**The problem:**
Search the data below for "Electrical"; list each line that holds it.

>>>>>

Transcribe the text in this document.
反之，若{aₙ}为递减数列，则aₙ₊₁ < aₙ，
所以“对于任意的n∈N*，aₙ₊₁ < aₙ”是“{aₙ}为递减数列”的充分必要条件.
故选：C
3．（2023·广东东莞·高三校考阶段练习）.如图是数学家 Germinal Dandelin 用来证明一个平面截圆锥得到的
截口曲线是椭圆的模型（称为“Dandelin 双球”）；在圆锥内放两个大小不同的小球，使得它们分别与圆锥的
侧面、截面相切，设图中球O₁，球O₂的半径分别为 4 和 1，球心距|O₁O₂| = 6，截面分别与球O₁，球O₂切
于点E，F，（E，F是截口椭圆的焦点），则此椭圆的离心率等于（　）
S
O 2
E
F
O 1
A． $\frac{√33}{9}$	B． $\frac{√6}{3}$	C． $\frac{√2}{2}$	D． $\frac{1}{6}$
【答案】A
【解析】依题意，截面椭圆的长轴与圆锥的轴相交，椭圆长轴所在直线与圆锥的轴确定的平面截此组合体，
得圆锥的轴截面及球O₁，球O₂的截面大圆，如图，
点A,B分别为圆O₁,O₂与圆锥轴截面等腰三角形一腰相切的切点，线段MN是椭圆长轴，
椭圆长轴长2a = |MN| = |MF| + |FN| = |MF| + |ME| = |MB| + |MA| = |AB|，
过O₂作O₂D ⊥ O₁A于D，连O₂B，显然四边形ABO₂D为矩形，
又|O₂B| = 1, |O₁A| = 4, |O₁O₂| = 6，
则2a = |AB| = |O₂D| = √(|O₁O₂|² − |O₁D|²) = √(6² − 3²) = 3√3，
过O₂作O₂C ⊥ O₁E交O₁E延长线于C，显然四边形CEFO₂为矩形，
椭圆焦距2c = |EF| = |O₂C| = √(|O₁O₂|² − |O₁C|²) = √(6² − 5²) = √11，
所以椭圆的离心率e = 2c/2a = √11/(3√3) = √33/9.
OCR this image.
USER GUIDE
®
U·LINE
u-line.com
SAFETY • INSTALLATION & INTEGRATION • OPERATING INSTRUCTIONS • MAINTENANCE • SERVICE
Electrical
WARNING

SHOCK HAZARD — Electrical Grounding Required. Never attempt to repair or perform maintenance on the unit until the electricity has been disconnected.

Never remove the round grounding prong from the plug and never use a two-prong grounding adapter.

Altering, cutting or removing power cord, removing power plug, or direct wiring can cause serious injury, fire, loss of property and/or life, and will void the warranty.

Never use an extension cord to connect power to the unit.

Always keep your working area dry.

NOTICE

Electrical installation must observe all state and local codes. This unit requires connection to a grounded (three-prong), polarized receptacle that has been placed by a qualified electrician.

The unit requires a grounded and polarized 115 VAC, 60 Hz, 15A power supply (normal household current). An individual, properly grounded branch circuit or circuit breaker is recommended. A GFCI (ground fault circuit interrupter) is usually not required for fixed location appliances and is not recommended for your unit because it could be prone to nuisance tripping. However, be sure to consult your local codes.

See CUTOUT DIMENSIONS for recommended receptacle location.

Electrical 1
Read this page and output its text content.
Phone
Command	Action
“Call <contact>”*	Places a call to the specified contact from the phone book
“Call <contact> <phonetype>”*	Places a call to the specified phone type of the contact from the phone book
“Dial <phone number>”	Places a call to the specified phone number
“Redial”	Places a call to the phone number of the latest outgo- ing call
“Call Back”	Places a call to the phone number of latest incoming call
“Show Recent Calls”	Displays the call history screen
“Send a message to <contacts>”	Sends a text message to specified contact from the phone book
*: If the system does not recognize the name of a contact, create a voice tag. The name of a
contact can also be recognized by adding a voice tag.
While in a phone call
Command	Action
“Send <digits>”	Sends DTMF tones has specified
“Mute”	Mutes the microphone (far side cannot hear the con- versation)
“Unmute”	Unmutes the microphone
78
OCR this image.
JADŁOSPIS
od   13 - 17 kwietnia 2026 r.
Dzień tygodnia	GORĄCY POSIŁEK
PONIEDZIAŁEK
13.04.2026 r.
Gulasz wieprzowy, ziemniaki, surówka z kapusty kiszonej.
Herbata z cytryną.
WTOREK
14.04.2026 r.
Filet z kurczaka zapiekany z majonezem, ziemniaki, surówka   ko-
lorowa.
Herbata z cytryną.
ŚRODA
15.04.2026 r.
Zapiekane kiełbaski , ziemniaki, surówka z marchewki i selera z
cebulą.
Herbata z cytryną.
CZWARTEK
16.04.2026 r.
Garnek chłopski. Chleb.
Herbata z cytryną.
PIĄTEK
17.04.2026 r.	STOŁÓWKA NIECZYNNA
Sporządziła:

<<<<<

**The reply:**
Electrical
SHOCK HAZARD — Electrical Grounding Required. Never attempt to repair or perform maintenance on the unit until the electricity has been disconnected.
Electrical installation must observe all state and local codes. This unit requires connection to a grounded (three-prong), polarized receptacle that has been placed by a qualified electrician.
Electrical 1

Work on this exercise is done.